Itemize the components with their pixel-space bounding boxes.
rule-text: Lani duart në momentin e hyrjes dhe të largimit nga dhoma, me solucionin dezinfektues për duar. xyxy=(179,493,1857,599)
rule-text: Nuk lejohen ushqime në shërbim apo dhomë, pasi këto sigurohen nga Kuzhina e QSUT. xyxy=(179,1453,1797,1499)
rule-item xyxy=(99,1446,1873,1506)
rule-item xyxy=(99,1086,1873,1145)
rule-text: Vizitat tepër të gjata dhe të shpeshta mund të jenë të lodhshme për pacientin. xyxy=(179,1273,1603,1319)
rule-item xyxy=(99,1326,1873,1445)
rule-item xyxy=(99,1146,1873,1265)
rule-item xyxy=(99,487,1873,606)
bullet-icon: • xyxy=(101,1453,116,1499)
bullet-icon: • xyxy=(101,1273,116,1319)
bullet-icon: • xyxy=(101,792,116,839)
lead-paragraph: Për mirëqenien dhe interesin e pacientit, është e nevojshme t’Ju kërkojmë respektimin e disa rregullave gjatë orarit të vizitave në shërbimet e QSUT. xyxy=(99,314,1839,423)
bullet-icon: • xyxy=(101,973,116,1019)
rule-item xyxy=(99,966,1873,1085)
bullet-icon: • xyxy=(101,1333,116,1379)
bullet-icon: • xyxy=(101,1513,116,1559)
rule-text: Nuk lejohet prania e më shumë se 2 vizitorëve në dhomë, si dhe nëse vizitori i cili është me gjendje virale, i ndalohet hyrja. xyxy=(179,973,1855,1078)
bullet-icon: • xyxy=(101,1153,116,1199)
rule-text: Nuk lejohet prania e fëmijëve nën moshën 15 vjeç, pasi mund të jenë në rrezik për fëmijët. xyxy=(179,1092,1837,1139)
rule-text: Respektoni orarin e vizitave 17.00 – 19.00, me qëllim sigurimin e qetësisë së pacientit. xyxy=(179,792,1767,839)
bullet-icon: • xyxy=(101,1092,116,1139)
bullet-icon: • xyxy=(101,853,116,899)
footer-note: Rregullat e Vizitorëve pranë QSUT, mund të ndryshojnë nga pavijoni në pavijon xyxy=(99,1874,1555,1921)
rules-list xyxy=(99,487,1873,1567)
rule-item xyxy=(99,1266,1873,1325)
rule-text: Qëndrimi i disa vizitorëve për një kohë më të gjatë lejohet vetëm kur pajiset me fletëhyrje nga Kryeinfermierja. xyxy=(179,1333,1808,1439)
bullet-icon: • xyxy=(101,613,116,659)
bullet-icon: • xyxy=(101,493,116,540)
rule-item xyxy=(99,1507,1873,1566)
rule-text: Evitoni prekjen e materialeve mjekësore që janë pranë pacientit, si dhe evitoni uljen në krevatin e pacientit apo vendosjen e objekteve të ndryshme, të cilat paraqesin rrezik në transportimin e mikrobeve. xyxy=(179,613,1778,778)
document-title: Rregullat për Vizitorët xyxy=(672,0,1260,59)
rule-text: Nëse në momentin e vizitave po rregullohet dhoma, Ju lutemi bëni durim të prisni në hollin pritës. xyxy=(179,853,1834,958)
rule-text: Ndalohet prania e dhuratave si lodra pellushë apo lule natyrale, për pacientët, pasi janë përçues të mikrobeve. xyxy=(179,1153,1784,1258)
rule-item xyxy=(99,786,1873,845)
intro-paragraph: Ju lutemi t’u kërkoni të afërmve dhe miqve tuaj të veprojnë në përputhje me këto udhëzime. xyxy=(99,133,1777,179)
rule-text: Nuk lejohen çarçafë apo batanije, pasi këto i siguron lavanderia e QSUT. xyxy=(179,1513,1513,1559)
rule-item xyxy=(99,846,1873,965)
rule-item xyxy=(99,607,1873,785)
####################
Where a line in the records above contains the string "dhoma", return that line.

rule-text: Lani duart në momentin e hyrjes dhe të largimit nga dhoma, me solucionin dezinfektues për duar. xyxy=(179,493,1857,599)
rule-text: Nëse në momentin e vizitave po rregullohet dhoma, Ju lutemi bëni durim të prisni në hollin pritës. xyxy=(179,853,1834,958)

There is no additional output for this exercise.